#### SHORT TASK:
Copy every line from the records below that holds the word "zdraví".

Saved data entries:

* Start *

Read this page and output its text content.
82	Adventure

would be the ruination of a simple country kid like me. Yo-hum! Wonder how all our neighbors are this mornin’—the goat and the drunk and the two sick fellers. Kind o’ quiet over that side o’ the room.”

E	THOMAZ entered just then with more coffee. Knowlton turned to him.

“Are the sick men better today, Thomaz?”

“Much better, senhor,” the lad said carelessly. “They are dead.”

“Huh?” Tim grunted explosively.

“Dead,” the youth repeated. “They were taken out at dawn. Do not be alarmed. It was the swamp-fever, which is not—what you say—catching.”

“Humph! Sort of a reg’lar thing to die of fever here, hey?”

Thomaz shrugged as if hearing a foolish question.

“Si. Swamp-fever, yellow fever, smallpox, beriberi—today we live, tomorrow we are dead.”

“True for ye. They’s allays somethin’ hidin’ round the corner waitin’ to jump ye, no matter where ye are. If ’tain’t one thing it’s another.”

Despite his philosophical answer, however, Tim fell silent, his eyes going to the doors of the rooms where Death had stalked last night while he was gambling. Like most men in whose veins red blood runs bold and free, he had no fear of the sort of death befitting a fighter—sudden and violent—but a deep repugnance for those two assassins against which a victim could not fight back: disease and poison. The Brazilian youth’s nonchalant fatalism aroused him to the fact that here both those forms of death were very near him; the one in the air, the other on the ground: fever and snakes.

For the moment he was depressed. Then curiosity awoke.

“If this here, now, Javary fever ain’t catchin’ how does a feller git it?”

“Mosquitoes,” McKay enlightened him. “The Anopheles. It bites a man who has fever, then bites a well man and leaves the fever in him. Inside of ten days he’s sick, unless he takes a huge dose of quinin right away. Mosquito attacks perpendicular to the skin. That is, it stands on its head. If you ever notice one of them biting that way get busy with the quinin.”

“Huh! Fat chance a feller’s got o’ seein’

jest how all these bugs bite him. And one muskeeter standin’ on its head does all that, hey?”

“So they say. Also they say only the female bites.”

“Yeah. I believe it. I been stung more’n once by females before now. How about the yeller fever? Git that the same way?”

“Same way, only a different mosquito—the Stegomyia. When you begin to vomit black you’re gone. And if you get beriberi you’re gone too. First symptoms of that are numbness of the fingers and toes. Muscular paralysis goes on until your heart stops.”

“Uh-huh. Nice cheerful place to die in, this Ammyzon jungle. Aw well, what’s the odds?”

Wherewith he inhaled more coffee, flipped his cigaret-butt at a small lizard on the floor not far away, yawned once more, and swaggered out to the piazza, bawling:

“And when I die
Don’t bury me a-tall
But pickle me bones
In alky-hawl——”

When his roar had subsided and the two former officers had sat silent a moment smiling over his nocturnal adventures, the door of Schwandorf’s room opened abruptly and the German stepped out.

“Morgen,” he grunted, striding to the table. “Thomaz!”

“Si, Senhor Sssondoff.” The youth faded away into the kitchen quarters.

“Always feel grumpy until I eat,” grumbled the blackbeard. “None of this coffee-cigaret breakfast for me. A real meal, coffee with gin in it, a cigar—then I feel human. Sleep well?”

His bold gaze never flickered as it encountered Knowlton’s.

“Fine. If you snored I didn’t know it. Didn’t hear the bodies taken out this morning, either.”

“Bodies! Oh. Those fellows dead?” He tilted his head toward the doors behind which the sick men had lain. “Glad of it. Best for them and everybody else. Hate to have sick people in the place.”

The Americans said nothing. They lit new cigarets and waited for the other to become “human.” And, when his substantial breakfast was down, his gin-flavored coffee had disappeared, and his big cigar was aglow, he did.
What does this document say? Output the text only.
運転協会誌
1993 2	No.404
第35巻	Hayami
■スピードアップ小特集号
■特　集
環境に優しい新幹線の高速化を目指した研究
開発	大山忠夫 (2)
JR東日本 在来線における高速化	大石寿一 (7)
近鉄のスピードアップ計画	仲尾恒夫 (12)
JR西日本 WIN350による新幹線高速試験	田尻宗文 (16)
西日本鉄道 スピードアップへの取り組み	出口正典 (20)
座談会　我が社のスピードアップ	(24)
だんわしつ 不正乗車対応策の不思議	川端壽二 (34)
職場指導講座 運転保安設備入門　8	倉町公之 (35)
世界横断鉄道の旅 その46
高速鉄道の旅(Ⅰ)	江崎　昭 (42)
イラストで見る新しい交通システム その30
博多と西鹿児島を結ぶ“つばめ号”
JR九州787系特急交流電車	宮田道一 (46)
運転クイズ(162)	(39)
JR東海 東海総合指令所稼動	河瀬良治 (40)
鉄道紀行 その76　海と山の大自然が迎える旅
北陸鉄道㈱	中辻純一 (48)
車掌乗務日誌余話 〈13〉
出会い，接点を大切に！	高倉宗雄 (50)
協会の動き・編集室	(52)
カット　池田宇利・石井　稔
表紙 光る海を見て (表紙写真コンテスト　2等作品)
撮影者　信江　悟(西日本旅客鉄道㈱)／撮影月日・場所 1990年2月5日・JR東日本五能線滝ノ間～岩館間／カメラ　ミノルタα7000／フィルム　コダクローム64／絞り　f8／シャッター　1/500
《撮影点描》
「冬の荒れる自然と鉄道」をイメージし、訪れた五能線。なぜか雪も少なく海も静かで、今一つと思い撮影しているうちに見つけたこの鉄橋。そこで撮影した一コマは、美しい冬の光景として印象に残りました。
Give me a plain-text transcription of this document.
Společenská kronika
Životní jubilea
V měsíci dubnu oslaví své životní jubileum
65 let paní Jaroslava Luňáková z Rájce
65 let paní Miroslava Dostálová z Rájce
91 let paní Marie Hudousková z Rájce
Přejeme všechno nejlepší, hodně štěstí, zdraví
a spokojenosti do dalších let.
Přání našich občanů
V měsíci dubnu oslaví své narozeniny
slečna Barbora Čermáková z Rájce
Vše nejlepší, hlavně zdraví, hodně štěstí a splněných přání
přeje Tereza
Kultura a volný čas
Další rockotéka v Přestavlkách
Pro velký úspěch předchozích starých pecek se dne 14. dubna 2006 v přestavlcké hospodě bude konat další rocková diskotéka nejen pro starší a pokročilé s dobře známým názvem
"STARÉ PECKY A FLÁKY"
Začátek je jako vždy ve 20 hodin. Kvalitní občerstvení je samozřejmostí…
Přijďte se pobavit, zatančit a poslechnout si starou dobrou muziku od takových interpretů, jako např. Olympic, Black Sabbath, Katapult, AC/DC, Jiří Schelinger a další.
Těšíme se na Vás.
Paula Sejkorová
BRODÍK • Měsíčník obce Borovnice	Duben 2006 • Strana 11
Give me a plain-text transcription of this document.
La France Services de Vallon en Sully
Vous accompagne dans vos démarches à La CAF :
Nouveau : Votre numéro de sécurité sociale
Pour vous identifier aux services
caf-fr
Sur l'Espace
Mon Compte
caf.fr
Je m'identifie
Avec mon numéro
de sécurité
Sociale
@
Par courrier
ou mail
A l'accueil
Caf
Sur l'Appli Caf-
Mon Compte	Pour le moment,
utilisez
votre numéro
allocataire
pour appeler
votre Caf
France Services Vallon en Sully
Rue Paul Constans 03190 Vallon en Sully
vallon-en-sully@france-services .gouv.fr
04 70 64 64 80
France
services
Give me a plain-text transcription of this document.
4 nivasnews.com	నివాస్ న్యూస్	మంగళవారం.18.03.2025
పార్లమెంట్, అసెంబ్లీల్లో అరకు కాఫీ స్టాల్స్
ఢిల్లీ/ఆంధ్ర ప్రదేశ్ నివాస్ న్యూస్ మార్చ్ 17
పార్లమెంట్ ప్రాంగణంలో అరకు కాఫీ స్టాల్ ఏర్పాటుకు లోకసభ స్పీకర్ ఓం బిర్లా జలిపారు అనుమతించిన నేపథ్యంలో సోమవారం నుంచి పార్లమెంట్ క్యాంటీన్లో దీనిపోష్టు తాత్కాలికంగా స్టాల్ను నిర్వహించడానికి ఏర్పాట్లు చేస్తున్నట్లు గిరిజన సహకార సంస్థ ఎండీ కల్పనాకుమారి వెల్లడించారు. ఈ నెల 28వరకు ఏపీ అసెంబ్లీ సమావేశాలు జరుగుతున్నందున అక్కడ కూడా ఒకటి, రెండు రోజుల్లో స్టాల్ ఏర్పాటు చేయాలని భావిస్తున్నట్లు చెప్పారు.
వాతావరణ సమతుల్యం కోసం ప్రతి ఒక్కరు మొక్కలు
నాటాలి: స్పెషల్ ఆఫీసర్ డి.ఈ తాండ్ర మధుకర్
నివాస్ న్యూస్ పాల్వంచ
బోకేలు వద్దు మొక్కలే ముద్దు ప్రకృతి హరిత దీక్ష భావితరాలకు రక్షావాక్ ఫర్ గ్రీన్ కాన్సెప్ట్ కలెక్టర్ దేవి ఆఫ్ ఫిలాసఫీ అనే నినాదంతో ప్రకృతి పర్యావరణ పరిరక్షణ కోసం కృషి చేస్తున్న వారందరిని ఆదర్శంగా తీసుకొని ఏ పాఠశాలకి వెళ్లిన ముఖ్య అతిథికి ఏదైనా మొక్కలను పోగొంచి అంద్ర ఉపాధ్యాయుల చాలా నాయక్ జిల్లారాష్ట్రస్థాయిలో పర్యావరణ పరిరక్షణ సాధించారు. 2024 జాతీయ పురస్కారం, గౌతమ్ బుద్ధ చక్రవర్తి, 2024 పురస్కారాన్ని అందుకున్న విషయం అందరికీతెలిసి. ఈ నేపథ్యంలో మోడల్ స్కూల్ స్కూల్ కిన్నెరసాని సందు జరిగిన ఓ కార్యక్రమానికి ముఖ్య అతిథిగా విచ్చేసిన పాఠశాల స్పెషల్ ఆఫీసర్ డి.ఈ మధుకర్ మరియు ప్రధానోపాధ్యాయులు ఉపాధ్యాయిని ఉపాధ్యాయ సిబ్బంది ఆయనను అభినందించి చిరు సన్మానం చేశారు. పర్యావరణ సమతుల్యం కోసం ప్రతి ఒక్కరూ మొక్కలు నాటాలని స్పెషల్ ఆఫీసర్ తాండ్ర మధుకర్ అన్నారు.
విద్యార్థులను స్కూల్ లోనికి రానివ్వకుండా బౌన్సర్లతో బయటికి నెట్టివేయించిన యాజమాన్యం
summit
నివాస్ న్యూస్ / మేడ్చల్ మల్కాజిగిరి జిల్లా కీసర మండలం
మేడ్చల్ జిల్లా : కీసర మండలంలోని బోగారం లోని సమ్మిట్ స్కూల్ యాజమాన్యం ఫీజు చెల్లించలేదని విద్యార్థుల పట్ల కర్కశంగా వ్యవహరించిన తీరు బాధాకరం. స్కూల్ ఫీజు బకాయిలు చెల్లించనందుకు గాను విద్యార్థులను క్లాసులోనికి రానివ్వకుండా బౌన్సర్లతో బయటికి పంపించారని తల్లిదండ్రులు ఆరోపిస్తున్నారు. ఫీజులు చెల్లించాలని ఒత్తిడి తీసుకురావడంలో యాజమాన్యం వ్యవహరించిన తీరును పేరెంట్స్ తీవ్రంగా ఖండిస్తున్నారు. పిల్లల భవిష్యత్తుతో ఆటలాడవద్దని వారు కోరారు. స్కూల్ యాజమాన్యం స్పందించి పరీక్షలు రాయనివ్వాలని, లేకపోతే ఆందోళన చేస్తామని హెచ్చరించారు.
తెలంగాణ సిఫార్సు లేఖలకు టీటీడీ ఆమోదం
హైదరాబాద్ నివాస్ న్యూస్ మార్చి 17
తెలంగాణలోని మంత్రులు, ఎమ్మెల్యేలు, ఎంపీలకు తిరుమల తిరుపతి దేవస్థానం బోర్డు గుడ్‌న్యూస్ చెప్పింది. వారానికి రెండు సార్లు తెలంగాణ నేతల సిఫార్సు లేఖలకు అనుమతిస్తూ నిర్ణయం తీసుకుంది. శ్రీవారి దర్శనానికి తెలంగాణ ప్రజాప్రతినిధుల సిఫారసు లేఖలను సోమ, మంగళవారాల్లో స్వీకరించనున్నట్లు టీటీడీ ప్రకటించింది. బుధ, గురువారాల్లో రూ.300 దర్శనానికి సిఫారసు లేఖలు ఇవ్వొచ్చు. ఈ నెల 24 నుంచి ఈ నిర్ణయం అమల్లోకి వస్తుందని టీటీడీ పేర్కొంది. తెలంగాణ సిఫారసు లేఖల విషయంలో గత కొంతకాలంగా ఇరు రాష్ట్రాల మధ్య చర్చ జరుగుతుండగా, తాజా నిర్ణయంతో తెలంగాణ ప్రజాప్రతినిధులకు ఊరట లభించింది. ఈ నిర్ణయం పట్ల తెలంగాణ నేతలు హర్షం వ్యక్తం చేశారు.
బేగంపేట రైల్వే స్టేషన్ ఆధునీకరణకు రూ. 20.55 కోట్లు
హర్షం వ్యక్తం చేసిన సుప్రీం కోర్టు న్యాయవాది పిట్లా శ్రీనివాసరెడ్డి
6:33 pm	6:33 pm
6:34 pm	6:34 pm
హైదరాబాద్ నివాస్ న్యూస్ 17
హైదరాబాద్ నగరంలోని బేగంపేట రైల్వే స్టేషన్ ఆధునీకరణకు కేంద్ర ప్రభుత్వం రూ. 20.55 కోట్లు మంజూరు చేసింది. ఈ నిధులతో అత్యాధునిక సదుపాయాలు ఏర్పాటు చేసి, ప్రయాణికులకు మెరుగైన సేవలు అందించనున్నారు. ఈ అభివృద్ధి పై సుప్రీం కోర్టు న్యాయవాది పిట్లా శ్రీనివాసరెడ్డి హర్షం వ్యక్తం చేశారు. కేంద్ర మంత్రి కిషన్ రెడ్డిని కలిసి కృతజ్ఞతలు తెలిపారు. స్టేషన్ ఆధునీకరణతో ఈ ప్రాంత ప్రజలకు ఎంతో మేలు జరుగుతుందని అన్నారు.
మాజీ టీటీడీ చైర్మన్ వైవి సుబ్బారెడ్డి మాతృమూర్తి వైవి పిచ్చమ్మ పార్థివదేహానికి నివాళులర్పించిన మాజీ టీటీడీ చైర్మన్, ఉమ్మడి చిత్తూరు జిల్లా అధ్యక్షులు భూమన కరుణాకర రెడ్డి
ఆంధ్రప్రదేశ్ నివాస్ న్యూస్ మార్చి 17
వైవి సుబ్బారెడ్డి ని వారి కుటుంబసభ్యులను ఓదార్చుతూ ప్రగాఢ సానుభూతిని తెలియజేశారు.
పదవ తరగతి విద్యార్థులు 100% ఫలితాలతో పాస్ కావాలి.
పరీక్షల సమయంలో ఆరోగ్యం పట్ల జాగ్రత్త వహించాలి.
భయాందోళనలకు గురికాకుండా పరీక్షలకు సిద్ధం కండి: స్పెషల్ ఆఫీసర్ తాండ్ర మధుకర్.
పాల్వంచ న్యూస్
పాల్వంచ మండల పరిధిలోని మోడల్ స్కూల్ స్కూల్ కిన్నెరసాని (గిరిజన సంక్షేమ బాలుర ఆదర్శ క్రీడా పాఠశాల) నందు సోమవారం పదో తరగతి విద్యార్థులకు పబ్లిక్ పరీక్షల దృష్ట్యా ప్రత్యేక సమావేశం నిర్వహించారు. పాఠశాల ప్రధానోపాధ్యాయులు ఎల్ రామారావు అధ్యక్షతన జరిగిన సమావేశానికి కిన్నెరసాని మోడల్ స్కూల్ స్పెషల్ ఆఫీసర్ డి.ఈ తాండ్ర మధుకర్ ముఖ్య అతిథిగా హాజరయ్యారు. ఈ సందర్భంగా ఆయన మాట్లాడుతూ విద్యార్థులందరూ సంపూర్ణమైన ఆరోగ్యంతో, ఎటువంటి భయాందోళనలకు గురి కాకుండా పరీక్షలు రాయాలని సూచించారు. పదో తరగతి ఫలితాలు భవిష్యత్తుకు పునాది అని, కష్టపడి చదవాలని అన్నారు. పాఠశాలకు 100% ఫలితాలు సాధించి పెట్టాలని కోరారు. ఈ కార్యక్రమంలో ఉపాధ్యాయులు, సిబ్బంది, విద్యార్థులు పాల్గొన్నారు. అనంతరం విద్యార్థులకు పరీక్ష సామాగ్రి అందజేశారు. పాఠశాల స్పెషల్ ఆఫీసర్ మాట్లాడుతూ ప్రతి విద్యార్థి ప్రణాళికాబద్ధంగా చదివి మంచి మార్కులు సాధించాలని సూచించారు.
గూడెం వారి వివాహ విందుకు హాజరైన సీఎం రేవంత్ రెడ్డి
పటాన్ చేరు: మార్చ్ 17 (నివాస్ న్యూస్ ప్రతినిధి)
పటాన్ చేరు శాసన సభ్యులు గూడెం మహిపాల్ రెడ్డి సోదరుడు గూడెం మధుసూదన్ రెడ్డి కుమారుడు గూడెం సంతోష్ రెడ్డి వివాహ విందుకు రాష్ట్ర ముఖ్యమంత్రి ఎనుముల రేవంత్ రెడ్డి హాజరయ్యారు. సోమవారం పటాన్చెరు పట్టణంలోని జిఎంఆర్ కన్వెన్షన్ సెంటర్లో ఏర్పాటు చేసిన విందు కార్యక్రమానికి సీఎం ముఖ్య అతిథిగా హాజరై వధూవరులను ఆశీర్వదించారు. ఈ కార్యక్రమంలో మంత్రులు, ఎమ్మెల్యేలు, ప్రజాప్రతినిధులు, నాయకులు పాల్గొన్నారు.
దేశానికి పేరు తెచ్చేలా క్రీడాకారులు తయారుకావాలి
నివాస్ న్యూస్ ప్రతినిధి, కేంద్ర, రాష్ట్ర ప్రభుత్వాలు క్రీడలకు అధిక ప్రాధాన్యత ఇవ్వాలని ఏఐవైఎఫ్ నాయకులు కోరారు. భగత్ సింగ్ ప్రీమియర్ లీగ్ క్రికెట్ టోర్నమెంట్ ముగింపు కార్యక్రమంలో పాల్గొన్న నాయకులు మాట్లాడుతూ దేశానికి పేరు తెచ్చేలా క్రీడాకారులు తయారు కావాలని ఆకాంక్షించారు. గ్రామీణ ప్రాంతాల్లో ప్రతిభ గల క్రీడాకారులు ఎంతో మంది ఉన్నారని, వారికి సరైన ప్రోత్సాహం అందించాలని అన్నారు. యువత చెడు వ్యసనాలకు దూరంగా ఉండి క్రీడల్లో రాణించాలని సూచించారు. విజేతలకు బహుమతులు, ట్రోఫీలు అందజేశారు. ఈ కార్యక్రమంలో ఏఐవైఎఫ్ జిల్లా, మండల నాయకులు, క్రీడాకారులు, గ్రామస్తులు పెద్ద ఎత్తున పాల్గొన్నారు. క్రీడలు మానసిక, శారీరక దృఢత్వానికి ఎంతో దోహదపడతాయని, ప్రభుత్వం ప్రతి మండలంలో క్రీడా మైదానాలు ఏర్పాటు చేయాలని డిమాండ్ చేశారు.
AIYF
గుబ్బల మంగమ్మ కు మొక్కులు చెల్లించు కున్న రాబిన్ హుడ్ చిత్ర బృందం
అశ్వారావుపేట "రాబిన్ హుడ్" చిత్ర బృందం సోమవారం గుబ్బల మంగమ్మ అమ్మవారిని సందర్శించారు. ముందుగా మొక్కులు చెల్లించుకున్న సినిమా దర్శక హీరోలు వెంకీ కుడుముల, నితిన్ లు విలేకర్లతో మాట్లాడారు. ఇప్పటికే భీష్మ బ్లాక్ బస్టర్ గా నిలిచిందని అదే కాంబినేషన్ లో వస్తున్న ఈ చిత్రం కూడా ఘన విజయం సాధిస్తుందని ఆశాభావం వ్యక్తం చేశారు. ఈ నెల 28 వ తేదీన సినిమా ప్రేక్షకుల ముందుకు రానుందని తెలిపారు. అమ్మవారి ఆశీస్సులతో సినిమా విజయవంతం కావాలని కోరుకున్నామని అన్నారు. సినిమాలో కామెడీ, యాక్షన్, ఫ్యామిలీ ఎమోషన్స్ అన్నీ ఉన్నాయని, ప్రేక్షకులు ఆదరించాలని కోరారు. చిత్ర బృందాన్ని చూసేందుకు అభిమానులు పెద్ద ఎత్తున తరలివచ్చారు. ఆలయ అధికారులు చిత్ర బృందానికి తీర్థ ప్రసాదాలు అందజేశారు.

* End *

#### SOLUTION FOR THIS TASK:
Přejeme všechno nejlepší, hodně štěstí, zdraví
Vše nejlepší, hlavně zdraví, hodně štěstí a splněných přání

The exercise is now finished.